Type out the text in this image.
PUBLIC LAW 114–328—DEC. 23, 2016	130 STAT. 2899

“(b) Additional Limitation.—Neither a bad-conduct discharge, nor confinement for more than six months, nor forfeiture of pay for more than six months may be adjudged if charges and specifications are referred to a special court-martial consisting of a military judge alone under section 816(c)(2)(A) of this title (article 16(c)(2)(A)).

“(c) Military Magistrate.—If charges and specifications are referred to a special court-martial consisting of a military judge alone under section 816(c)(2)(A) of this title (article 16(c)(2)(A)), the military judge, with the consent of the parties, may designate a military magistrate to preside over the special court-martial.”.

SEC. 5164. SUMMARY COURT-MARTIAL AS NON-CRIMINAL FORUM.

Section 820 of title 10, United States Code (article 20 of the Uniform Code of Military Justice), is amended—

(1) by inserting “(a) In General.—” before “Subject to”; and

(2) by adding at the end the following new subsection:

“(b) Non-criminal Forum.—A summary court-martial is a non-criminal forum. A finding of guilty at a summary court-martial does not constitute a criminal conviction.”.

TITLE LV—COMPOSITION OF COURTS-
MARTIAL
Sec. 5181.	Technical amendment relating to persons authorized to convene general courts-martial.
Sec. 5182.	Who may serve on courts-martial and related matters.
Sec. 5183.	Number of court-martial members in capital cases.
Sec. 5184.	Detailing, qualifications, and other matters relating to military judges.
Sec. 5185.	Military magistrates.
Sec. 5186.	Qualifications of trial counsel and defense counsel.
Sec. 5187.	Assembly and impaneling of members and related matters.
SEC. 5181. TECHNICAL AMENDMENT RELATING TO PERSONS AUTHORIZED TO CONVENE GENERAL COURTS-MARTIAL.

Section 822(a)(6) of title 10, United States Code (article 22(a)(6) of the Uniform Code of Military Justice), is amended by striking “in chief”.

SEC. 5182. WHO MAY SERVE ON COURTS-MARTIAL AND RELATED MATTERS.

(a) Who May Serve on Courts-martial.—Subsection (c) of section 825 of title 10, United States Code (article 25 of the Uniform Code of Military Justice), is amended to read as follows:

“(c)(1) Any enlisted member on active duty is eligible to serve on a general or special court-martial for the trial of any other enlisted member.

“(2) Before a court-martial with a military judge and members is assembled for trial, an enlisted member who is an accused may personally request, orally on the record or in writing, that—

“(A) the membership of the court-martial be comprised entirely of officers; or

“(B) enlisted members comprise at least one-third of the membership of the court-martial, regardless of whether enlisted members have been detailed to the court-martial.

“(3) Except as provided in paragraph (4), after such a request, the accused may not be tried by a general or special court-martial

· · · ·

OBJECTIVE –
Identify each line in the records above containing the word "referred"; copy those lines.

EXERCISE RESULT –
“(b) Additional Limitation.—Neither a bad-conduct discharge, nor confinement for more than six months, nor forfeiture of pay for more than six months may be adjudged if charges and specifications are referred to a special court-martial consisting of a military judge alone under section 816(c)(2)(A) of this title (article 16(c)(2)(A)).
“(c) Military Magistrate.—If charges and specifications are referred to a special court-martial consisting of a military judge alone under section 816(c)(2)(A) of this title (article 16(c)(2)(A)), the military judge, with the consent of the parties, may designate a military magistrate to preside over the special court-martial.”.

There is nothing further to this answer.